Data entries
__________
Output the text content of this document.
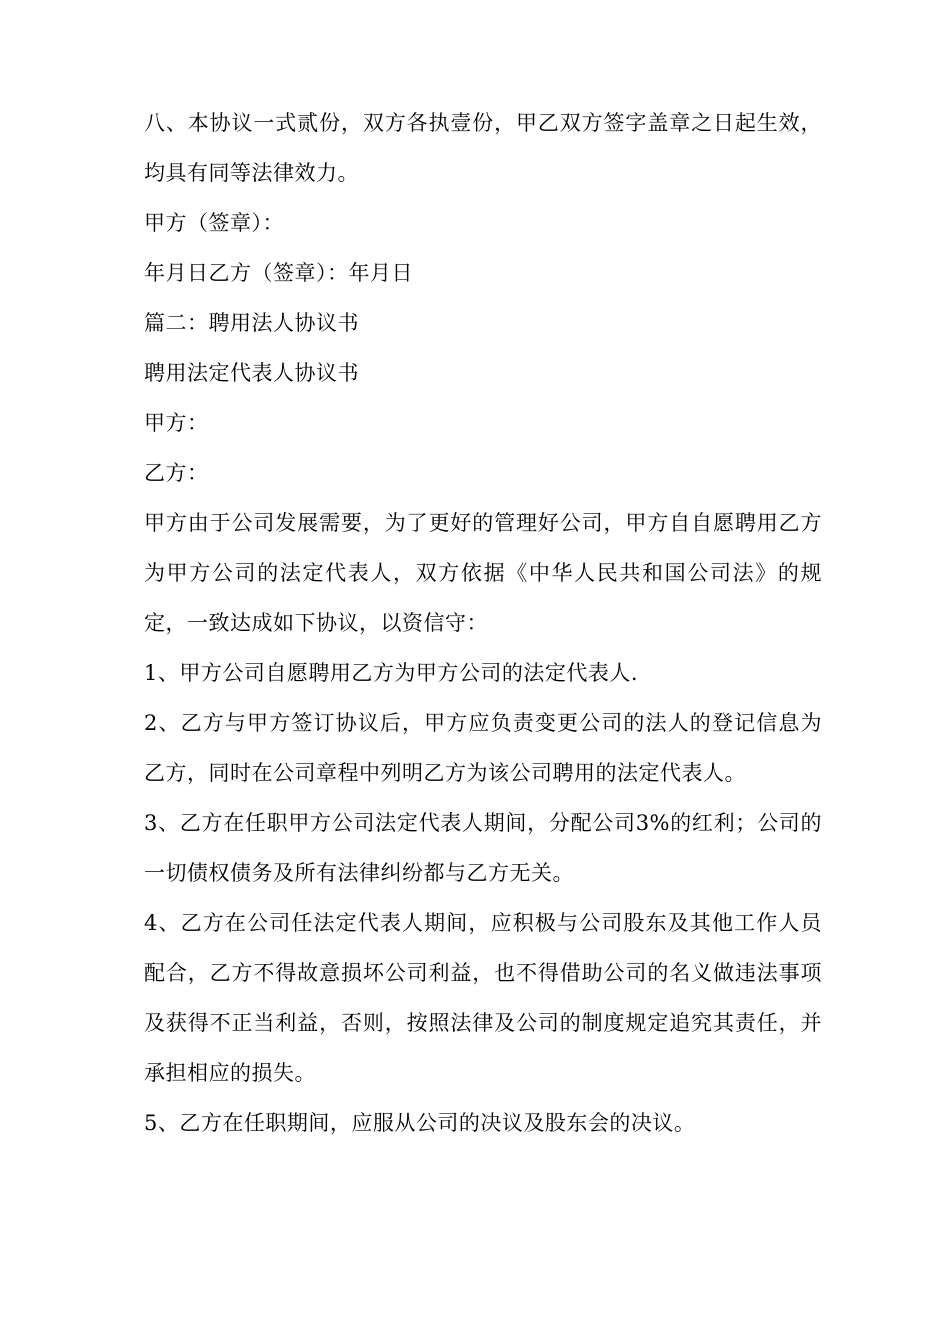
八、本协议一式贰份，双方各执壹份，甲乙双方签字盖章之日起生效， 均具有同等法律效力。

甲方（签章）：

年月日乙方（签章）：年月日

篇二：聘用法人协议书

聘用法定代表人协议书

甲方：

乙方：

甲方由于公司发展需要，为了更好的管理好公司，甲方自自愿聘用乙方为甲方公司的法定代表人，双方依据《中华人民共和国公司法》的规定，一致达成如下协议，以资信守：

1、甲方公司自愿聘用乙方为甲方公司的法定代表人.

2、乙方与甲方签订协议后，甲方应负责变更公司的法人的登记信息为乙方，同时在公司章程中列明乙方为该公司聘用的法定代表人。

3、乙方在任职甲方公司法定代表人期间，分配公司3%的红利；公司的一切债权债务及所有法律纠纷都与乙方无关。

4、乙方在公司任法定代表人期间，应积极与公司股东及其他工作人员配合，乙方不得故意损坏公司利益，也不得借助公司的名义做违法事项及获得不正当利益，否则，按照法律及公司的制度规定追究其责任，并承担相应的损失。

5、乙方在任职期间，应服从公司的决议及股东会的决议。
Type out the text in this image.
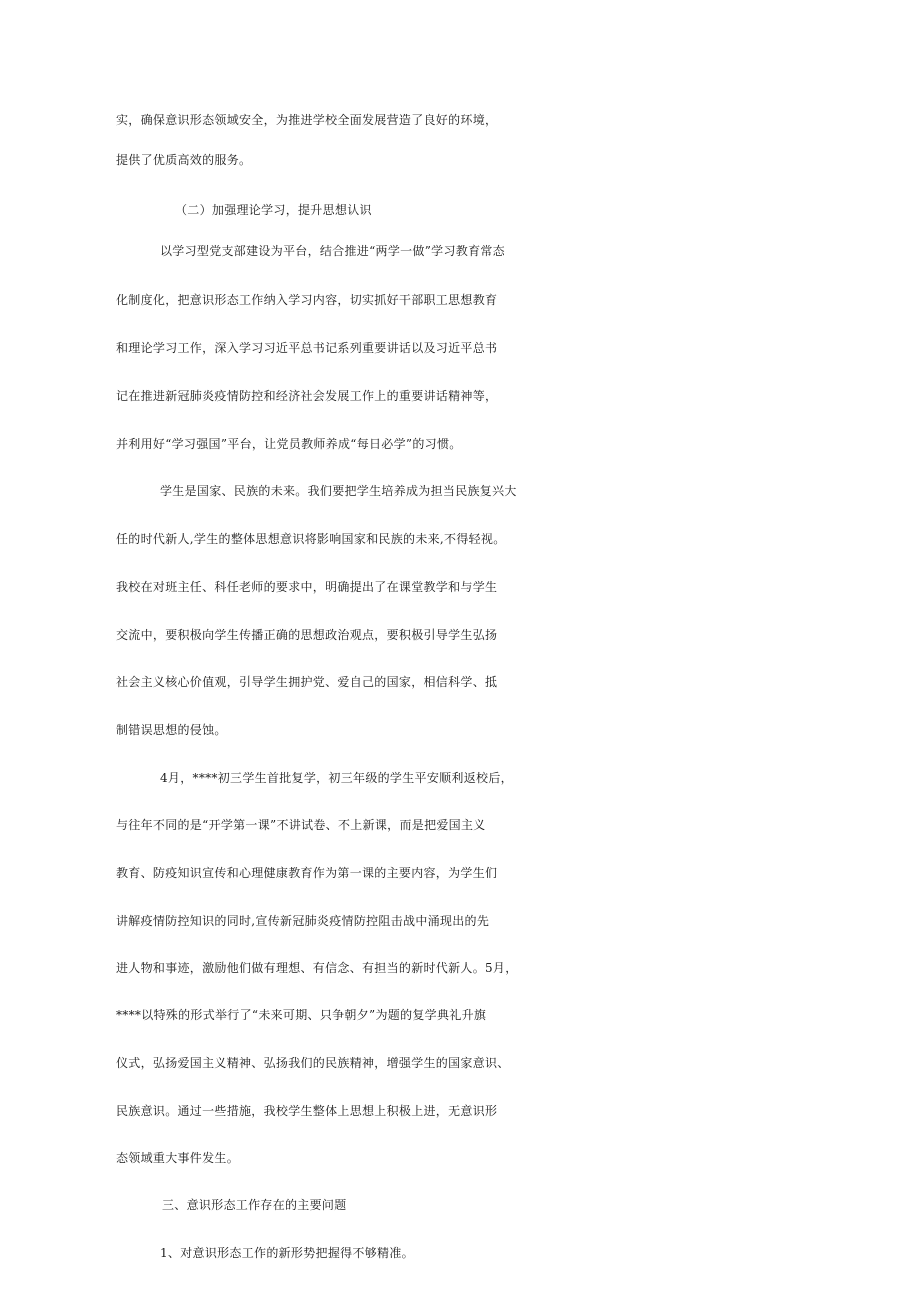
实，确保意识形态领域安全，为推进学校全面发展营造了良好的环境，
提供了优质高效的服务。
（二）加强理论学习，提升思想认识
以学习型党支部建设为平台，结合推进“两学一做”学习教育常态
化制度化，把意识形态工作纳入学习内容，切实抓好干部职工思想教育
和理论学习工作，深入学习习近平总书记系列重要讲话以及习近平总书
记在推进新冠肺炎疫情防控和经济社会发展工作上的重要讲话精神等，
并利用好“学习强国”平台，让党员教师养成“每日必学”的习惯。
学生是国家、民族的未来。我们要把学生培养成为担当民族复兴大
任的时代新人,学生的整体思想意识将影响国家和民族的未来,不得轻视。
我校在对班主任、科任老师的要求中，明确提出了在课堂教学和与学生
交流中，要积极向学生传播正确的思想政治观点，要积极引导学生弘扬
社会主义核心价值观，引导学生拥护党、爱自己的国家，相信科学、抵
制错误思想的侵蚀。
4月，****初三学生首批复学，初三年级的学生平安顺利返校后，
与往年不同的是“开学第一课”不讲试卷、不上新课，而是把爱国主义
教育、防疫知识宣传和心理健康教育作为第一课的主要内容，为学生们
讲解疫情防控知识的同时,宣传新冠肺炎疫情防控阻击战中涌现出的先
进人物和事迹，激励他们做有理想、有信念、有担当的新时代新人。5月，
****以特殊的形式举行了“未来可期、只争朝夕”为题的复学典礼升旗
仪式，弘扬爱国主义精神、弘扬我们的民族精神，增强学生的国家意识、
民族意识。通过一些措施，我校学生整体上思想上积极上进，无意识形
态领域重大事件发生。
三、意识形态工作存在的主要问题
1、对意识形态工作的新形势把握得不够精准。
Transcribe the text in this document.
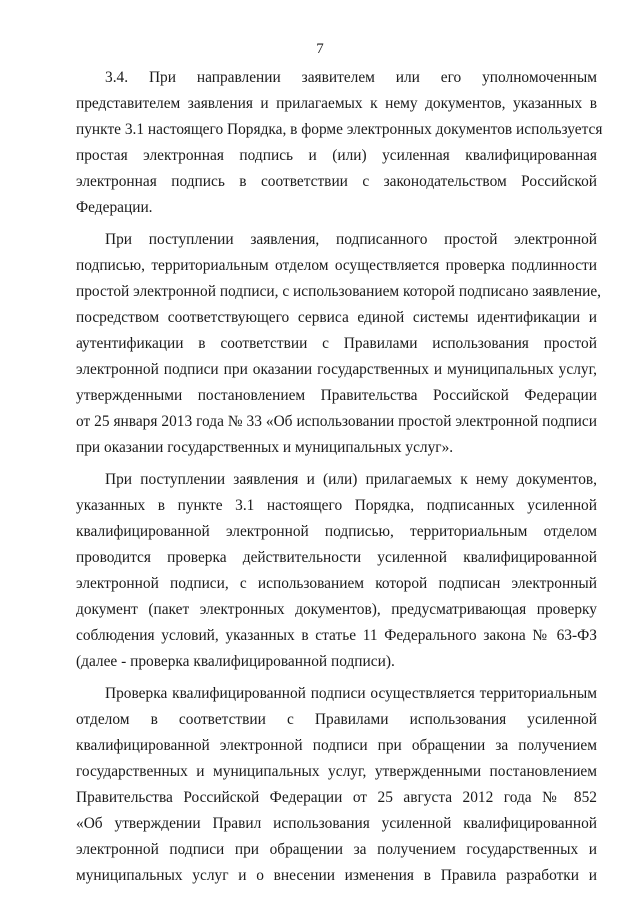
7
3.4. При направлении заявителем или его уполномоченным
представителем заявления и прилагаемых к нему документов, указанных в
пункте 3.1 настоящего Порядка, в форме электронных документов используется
простая электронная подпись и (или) усиленная квалифицированная
электронная подпись в соответствии с законодательством Российской
Федерации.
При поступлении заявления, подписанного простой электронной
подписью, территориальным отделом осуществляется проверка подлинности
простой электронной подписи, с использованием которой подписано заявление,
посредством соответствующего сервиса единой системы идентификации и
аутентификации в соответствии с Правилами использования простой
электронной подписи при оказании государственных и муниципальных услуг,
утвержденными постановлением Правительства Российской Федерации
от 25 января 2013 года № 33 «Об использовании простой электронной подписи
при оказании государственных и муниципальных услуг».
При поступлении заявления и (или) прилагаемых к нему документов,
указанных в пункте 3.1 настоящего Порядка, подписанных усиленной
квалифицированной электронной подписью, территориальным отделом
проводится проверка действительности усиленной квалифицированной
электронной подписи, с использованием которой подписан электронный
документ (пакет электронных документов), предусматривающая проверку
соблюдения условий, указанных в статье 11 Федерального закона № 63-ФЗ
(далее - проверка квалифицированной подписи).
Проверка квалифицированной подписи осуществляется территориальным
отделом в соответствии с Правилами использования усиленной
квалифицированной электронной подписи при обращении за получением
государственных и муниципальных услуг, утвержденными постановлением
Правительства Российской Федерации от 25 августа 2012 года № 852
«Об утверждении Правил использования усиленной квалифицированной
электронной подписи при обращении за получением государственных и
муниципальных услуг и о внесении изменения в Правила разработки и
__________
*Objective:* Extract the text of all the records above verbatim, excluding pictures.

*Response below:*
Output the text content of this document.
八、本协议一式贰份，双方各执壹份，甲乙双方签字盖章之日起生效， 均具有同等法律效力。

甲方（签章）：

年月日乙方（签章）：年月日

篇二：聘用法人协议书

聘用法定代表人协议书

甲方：

乙方：

甲方由于公司发展需要，为了更好的管理好公司，甲方自自愿聘用乙方为甲方公司的法定代表人，双方依据《中华人民共和国公司法》的规定，一致达成如下协议，以资信守：

1、甲方公司自愿聘用乙方为甲方公司的法定代表人.

2、乙方与甲方签订协议后，甲方应负责变更公司的法人的登记信息为乙方，同时在公司章程中列明乙方为该公司聘用的法定代表人。

3、乙方在任职甲方公司法定代表人期间，分配公司3%的红利；公司的一切债权债务及所有法律纠纷都与乙方无关。

4、乙方在公司任法定代表人期间，应积极与公司股东及其他工作人员配合，乙方不得故意损坏公司利益，也不得借助公司的名义做违法事项及获得不正当利益，否则，按照法律及公司的制度规定追究其责任，并承担相应的损失。

5、乙方在任职期间，应服从公司的决议及股东会的决议。
Type out the text in this image.
实，确保意识形态领域安全，为推进学校全面发展营造了良好的环境，
提供了优质高效的服务。
（二）加强理论学习，提升思想认识
以学习型党支部建设为平台，结合推进“两学一做”学习教育常态
化制度化，把意识形态工作纳入学习内容，切实抓好干部职工思想教育
和理论学习工作，深入学习习近平总书记系列重要讲话以及习近平总书
记在推进新冠肺炎疫情防控和经济社会发展工作上的重要讲话精神等，
并利用好“学习强国”平台，让党员教师养成“每日必学”的习惯。
学生是国家、民族的未来。我们要把学生培养成为担当民族复兴大
任的时代新人,学生的整体思想意识将影响国家和民族的未来,不得轻视。
我校在对班主任、科任老师的要求中，明确提出了在课堂教学和与学生
交流中，要积极向学生传播正确的思想政治观点，要积极引导学生弘扬
社会主义核心价值观，引导学生拥护党、爱自己的国家，相信科学、抵
制错误思想的侵蚀。
4月，****初三学生首批复学，初三年级的学生平安顺利返校后，
与往年不同的是“开学第一课”不讲试卷、不上新课，而是把爱国主义
教育、防疫知识宣传和心理健康教育作为第一课的主要内容，为学生们
讲解疫情防控知识的同时,宣传新冠肺炎疫情防控阻击战中涌现出的先
进人物和事迹，激励他们做有理想、有信念、有担当的新时代新人。5月，
****以特殊的形式举行了“未来可期、只争朝夕”为题的复学典礼升旗
仪式，弘扬爱国主义精神、弘扬我们的民族精神，增强学生的国家意识、
民族意识。通过一些措施，我校学生整体上思想上积极上进，无意识形
态领域重大事件发生。
三、意识形态工作存在的主要问题
1、对意识形态工作的新形势把握得不够精准。
Transcribe the text in this document.
7
3.4. При направлении заявителем или его уполномоченным
представителем заявления и прилагаемых к нему документов, указанных в
пункте 3.1 настоящего Порядка, в форме электронных документов используется
простая электронная подпись и (или) усиленная квалифицированная
электронная подпись в соответствии с законодательством Российской
Федерации.
При поступлении заявления, подписанного простой электронной
подписью, территориальным отделом осуществляется проверка подлинности
простой электронной подписи, с использованием которой подписано заявление,
посредством соответствующего сервиса единой системы идентификации и
аутентификации в соответствии с Правилами использования простой
электронной подписи при оказании государственных и муниципальных услуг,
утвержденными постановлением Правительства Российской Федерации
от 25 января 2013 года № 33 «Об использовании простой электронной подписи
при оказании государственных и муниципальных услуг».
При поступлении заявления и (или) прилагаемых к нему документов,
указанных в пункте 3.1 настоящего Порядка, подписанных усиленной
квалифицированной электронной подписью, территориальным отделом
проводится проверка действительности усиленной квалифицированной
электронной подписи, с использованием которой подписан электронный
документ (пакет электронных документов), предусматривающая проверку
соблюдения условий, указанных в статье 11 Федерального закона № 63-ФЗ
(далее - проверка квалифицированной подписи).
Проверка квалифицированной подписи осуществляется территориальным
отделом в соответствии с Правилами использования усиленной
квалифицированной электронной подписи при обращении за получением
государственных и муниципальных услуг, утвержденными постановлением
Правительства Российской Федерации от 25 августа 2012 года № 852
«Об утверждении Правил использования усиленной квалифицированной
электронной подписи при обращении за получением государственных и
муниципальных услуг и о внесении изменения в Правила разработки и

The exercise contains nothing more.